**DESAFÍO A:** En el fragmento sobre el lunfardo, ¿desde qué año sufrió Buenos Aires una transformación profunda derivada del proceso inmigratorio?
::: FRAGMENTO DEL TEXTO
Es a este problema que quisiéramos aludir, prescindiendo de seguir a Gobello en su divertido itinerario donde se entrecruzan la cárcel, la orilla, la milonga –y los distintos géneros de delincuencia ornados con un lenguaje propio. El pueblo de la ciudad de Buenos Aires no habla el “lunfardo”, sino que utiliza con carácter provisional algunas de las palabras que los especialistas consideran lunfardas –palabras que reemplaza constantemente- y que a veces llegan a incorporarse circunstancialmente al hablar de las personas llamadas cultas. Esto no necesita demostración. Los únicos que se llenan la boca con el lunfardo de manera sistemática son los personajes de la crónica policial, como una técnica suplementaria del secreto profesional y de su aislamiento social. Las grandes masas se expresan corrientemente en un castellano que no extasiaría a Menéndez Pidal, pero que tampoco está corrompido con el lunfardo. Por supuesto Gobello no llega a sostener lo contrario en “Lunfardía”, pero deja en el ánimo del lector la sensación de que el lunfardo es el idioma porteño. Creo que esta idea debe ser rechazada, no por una defensa académica de un lenguaje puro que no existe en parte alguna del mundo –y menos en Madrid- sino por implicaciones histórico-políticas más serias que el tema mismo.




¿Qué es Buenos Aires? La capital de la Argentina sufrió a partir de 1870 una transformación profunda derivada del proceso inmigratorio. El océano de razas que hervía en las orillas porteñas a fines de siglo y que le otorgó durante muchas décadas su verdadera fisonomía está reflejado en las páginas de Fray Mocho. El elemento más importante de esta inmigración fue proporcionado por las familias italianas, que, a pesar de volcarse en gran parte en el litoral cultivable para colonizar lo que luego se llamaría la “pampa gringa”, dejó en la capital una parte considerable de nuevos ciudadanos. El tango como expresión popular asimiló parcialmente esta revolución del habla, la psicología y la composición nacional de la ciudad. Las tendencias fuertemente asimilacionistas de la inmigración italiana fueron borrando con el tiempo los aportes lingüísticos para fundirse finalmente con el resto de la población argentina.
::::::
::: DATOS MOSTRADOS
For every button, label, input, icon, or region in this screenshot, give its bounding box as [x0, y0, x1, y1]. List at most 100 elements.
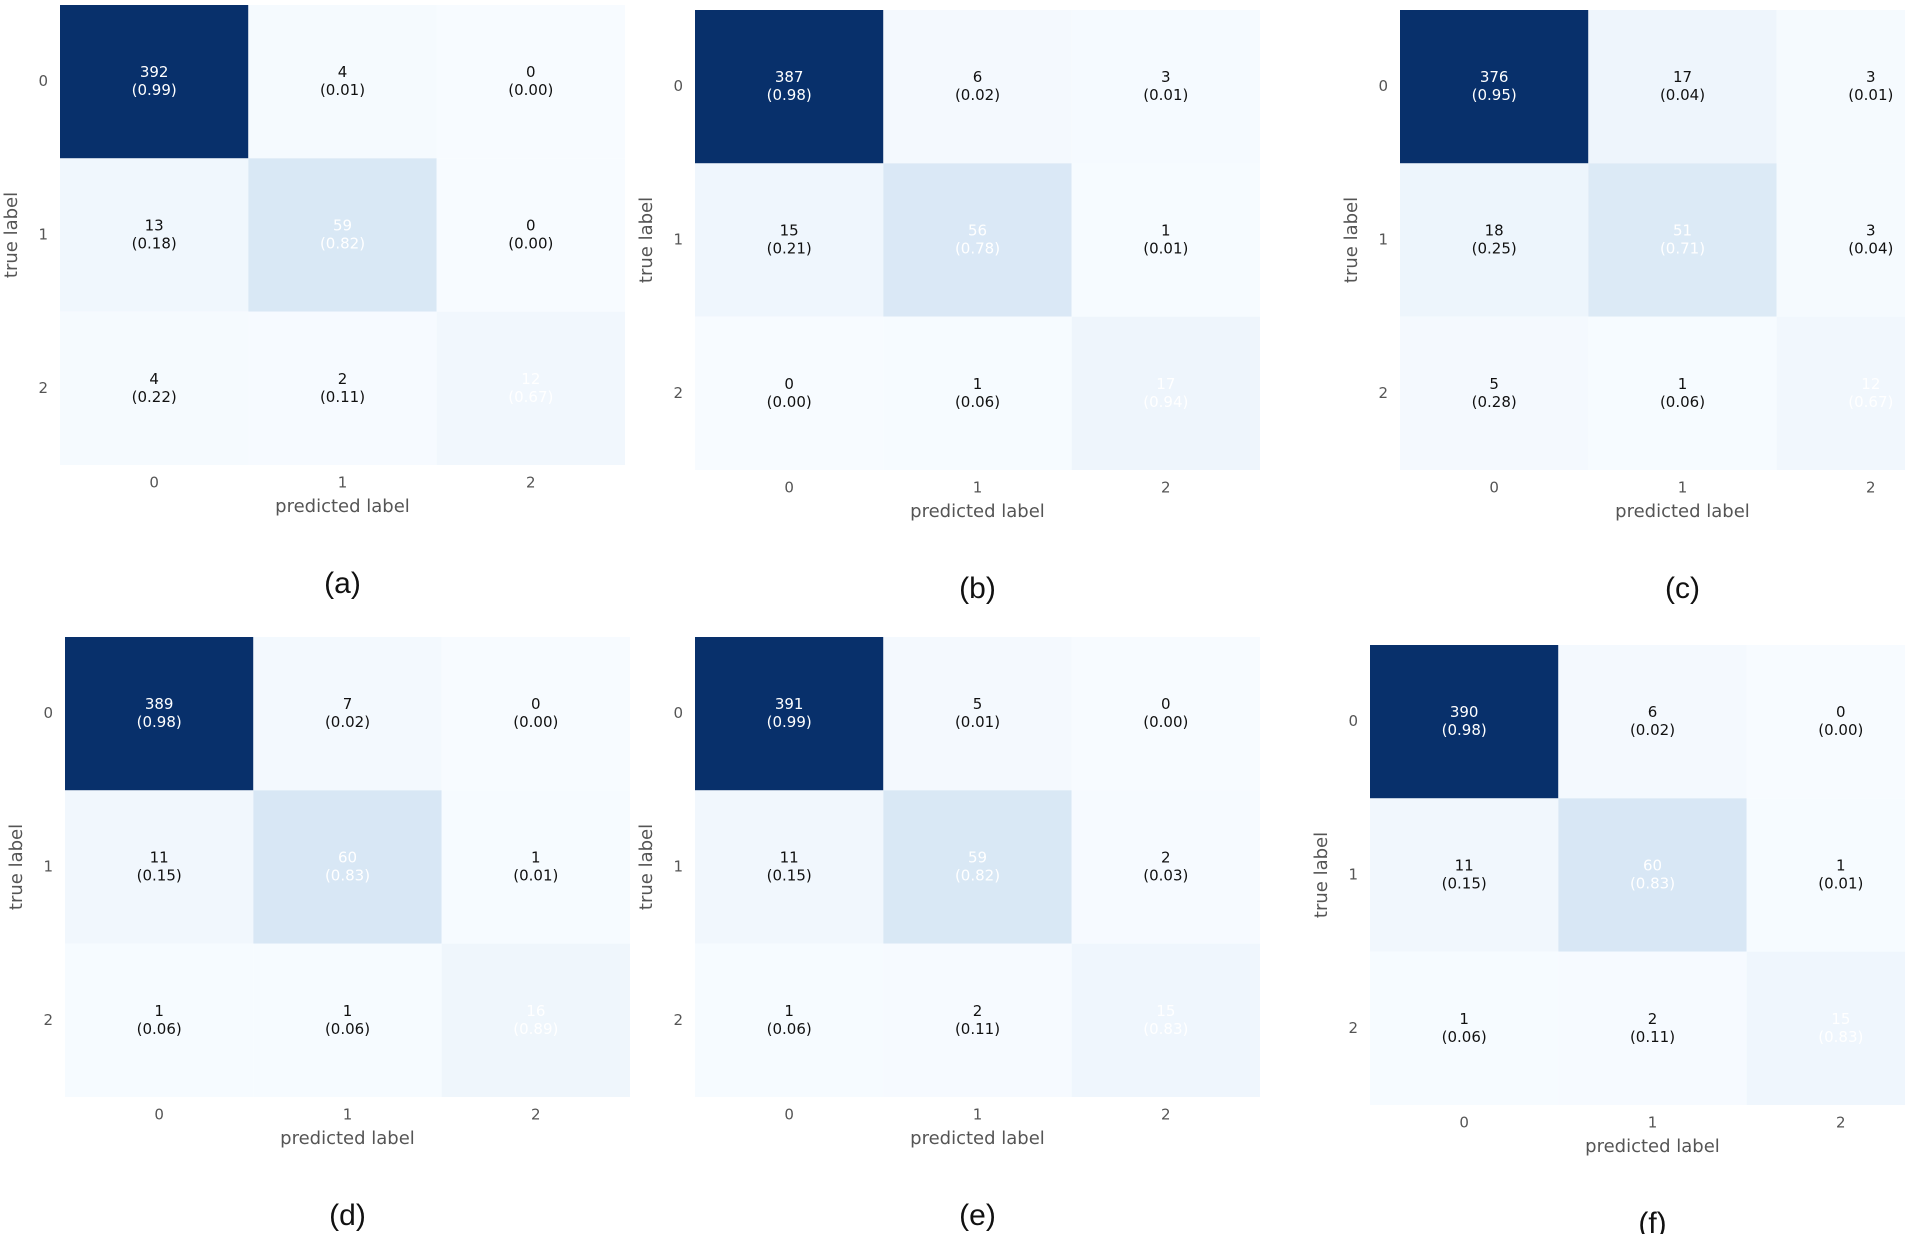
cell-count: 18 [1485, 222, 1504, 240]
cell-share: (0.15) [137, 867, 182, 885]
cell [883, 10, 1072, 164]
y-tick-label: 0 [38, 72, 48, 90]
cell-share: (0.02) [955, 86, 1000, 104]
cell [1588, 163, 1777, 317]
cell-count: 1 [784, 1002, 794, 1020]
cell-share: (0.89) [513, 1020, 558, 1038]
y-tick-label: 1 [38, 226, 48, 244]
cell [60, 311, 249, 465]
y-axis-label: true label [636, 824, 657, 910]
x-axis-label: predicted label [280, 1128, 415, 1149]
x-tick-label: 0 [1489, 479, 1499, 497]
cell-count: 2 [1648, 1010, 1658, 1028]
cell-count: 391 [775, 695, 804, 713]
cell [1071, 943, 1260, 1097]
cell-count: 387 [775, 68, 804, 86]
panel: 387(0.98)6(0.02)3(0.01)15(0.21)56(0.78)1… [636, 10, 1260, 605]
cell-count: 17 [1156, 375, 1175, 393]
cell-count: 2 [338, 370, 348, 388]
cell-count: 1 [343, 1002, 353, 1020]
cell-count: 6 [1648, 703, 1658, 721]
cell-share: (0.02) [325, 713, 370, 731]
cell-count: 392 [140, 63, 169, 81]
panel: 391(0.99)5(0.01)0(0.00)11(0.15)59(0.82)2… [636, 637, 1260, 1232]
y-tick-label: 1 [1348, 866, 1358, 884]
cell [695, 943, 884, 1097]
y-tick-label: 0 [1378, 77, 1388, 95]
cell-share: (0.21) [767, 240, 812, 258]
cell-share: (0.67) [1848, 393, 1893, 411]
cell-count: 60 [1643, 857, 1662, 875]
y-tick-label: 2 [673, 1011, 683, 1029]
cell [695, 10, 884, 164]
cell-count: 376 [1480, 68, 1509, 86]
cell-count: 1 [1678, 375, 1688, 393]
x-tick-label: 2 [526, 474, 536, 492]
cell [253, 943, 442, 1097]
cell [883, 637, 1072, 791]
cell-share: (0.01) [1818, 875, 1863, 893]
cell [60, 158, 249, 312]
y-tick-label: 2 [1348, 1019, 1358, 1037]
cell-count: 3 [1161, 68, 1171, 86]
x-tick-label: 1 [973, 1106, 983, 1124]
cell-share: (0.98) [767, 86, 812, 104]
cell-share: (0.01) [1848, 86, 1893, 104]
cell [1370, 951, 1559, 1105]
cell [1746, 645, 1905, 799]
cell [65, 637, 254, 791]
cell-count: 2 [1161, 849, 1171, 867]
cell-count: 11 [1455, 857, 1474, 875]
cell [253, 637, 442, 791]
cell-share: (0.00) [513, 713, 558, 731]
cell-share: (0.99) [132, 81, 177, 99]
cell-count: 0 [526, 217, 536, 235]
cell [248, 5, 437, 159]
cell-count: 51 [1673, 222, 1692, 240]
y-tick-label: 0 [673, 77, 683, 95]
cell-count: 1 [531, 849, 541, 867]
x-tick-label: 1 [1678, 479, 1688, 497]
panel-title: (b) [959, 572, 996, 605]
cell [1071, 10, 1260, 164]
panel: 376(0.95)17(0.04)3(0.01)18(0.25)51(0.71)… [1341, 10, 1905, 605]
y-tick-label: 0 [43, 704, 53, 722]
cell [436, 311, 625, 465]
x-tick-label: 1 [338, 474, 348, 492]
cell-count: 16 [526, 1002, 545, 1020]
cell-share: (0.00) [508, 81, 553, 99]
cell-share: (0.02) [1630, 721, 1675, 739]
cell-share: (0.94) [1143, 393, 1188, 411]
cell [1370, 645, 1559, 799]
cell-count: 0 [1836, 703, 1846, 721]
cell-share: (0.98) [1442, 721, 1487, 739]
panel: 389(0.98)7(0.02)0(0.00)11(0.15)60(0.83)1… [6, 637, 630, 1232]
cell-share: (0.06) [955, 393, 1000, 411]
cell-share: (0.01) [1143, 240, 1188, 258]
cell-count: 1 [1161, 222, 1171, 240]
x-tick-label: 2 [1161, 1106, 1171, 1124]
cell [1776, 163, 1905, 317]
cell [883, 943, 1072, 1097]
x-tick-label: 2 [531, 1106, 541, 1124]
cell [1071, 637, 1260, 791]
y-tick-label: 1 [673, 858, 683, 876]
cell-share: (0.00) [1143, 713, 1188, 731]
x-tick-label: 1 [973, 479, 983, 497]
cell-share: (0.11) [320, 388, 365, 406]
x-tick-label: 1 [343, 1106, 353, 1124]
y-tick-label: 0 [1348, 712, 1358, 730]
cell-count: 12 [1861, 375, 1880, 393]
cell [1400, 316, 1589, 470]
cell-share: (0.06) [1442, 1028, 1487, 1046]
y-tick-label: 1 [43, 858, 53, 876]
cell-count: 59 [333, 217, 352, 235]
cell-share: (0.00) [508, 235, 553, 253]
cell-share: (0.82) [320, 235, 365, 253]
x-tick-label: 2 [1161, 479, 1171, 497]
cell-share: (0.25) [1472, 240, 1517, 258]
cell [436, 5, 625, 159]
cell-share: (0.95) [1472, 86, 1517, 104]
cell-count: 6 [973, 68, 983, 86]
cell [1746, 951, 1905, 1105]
::::::
::: DATOS MOSTRADOS
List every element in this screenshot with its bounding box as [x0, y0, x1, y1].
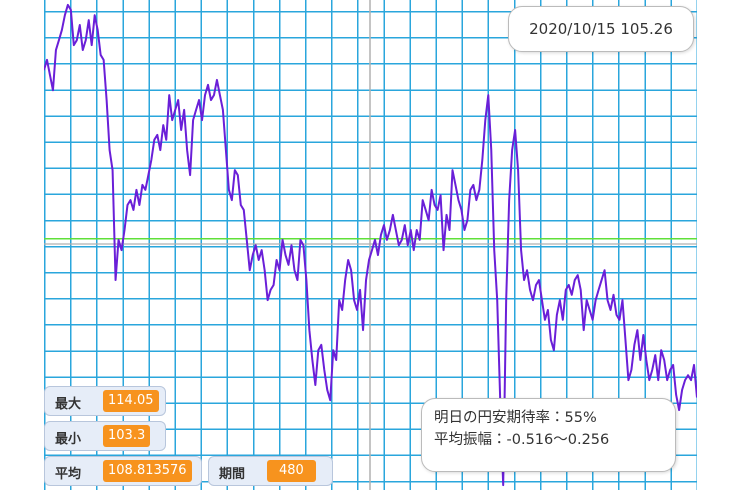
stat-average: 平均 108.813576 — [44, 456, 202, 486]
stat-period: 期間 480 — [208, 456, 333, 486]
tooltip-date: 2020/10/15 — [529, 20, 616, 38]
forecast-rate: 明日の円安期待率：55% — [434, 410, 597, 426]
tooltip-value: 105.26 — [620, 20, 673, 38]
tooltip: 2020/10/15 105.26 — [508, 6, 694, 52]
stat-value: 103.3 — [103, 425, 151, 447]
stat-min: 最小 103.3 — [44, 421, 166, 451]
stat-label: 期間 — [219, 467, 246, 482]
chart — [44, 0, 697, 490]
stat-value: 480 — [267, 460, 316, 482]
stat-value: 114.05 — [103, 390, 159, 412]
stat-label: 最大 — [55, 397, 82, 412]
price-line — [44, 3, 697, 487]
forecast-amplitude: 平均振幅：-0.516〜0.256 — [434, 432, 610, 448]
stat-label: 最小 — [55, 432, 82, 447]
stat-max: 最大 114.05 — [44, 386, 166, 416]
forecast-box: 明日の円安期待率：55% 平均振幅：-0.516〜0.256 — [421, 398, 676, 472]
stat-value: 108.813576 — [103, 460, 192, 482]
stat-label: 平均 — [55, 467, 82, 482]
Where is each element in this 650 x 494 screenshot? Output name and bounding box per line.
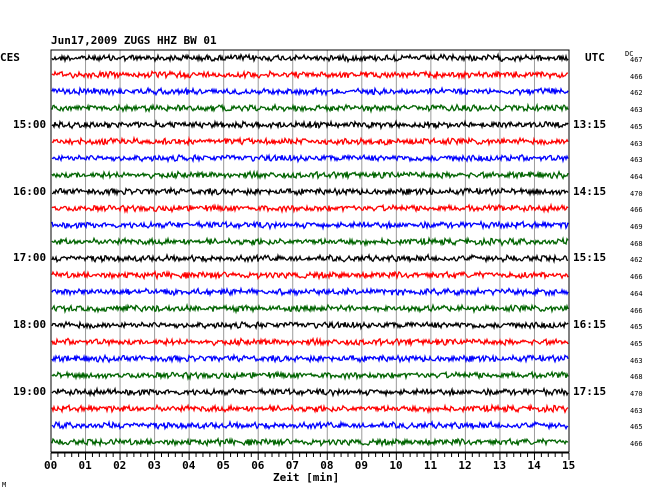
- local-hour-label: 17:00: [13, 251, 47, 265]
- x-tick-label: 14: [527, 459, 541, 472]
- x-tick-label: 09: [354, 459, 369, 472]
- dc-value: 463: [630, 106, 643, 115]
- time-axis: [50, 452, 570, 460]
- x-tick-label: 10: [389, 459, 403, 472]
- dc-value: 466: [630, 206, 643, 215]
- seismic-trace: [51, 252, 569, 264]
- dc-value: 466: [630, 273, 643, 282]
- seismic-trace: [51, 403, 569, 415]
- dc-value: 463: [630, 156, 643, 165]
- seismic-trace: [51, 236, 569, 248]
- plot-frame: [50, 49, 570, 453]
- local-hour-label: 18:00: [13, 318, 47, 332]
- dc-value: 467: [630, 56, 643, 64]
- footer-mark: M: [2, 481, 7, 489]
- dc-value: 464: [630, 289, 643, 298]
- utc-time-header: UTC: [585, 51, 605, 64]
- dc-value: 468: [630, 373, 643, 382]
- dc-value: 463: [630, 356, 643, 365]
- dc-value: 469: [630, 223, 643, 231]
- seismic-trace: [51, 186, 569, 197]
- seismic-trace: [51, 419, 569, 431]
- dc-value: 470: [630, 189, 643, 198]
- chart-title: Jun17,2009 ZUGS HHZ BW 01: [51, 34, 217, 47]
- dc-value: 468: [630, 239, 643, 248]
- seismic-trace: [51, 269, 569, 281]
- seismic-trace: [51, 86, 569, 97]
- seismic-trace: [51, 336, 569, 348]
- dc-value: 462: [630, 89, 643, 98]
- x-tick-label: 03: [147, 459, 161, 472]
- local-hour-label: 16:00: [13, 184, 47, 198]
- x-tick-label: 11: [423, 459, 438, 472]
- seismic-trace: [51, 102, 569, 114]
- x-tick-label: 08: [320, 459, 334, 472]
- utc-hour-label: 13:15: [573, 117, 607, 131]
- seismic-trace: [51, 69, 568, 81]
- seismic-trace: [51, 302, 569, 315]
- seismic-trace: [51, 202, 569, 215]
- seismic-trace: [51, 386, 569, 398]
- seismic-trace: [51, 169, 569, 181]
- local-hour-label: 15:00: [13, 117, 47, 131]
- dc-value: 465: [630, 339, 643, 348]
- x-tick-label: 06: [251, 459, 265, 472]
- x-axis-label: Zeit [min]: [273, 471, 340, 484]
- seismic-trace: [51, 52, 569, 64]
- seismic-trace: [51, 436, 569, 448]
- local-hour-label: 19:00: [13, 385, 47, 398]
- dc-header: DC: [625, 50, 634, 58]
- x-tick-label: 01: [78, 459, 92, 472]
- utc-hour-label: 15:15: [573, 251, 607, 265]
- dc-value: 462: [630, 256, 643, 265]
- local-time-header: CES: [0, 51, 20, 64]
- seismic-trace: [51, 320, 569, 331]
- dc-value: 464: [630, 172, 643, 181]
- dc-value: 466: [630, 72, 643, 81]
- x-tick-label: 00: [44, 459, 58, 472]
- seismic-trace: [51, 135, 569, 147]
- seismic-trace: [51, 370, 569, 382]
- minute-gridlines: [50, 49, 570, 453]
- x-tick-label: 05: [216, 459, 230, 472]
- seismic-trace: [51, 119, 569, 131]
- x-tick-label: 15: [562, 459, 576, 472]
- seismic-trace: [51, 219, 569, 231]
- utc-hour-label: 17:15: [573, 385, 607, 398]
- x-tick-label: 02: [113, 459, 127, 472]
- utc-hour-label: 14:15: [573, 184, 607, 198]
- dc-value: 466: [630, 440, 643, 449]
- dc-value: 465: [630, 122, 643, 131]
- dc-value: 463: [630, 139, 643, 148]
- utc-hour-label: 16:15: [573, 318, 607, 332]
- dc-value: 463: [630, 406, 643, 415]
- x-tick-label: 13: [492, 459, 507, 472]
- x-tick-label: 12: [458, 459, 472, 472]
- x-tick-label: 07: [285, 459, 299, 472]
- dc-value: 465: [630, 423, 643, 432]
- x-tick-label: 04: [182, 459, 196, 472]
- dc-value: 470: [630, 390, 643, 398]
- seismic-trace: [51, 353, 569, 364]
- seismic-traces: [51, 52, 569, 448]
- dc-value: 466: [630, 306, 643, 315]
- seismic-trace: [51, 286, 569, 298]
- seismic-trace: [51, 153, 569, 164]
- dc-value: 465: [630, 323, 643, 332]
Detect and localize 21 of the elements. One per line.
::::::
**DESAFÍO B:** Por favor, extrae sin cambios de las filas las líneas que empiezan en la que contiene "stat-average: 平均 108.813576" y siguen hasta la que contiene "tooltip-value: 105.26 — [620, 20, 673, 38]", ambas incluidas.

**SOLUCIÓN A:** Desde 1870.

**SOLUCIÓN B:**
stat-average: 平均 108.813576 — [44, 456, 202, 486]
stat-period: 期間 480 — [208, 456, 333, 486]
tooltip-date: 2020/10/15 — [529, 20, 616, 38]
forecast-rate: 明日の円安期待率：55% — [434, 410, 597, 426]
tooltip-value: 105.26 — [620, 20, 673, 38]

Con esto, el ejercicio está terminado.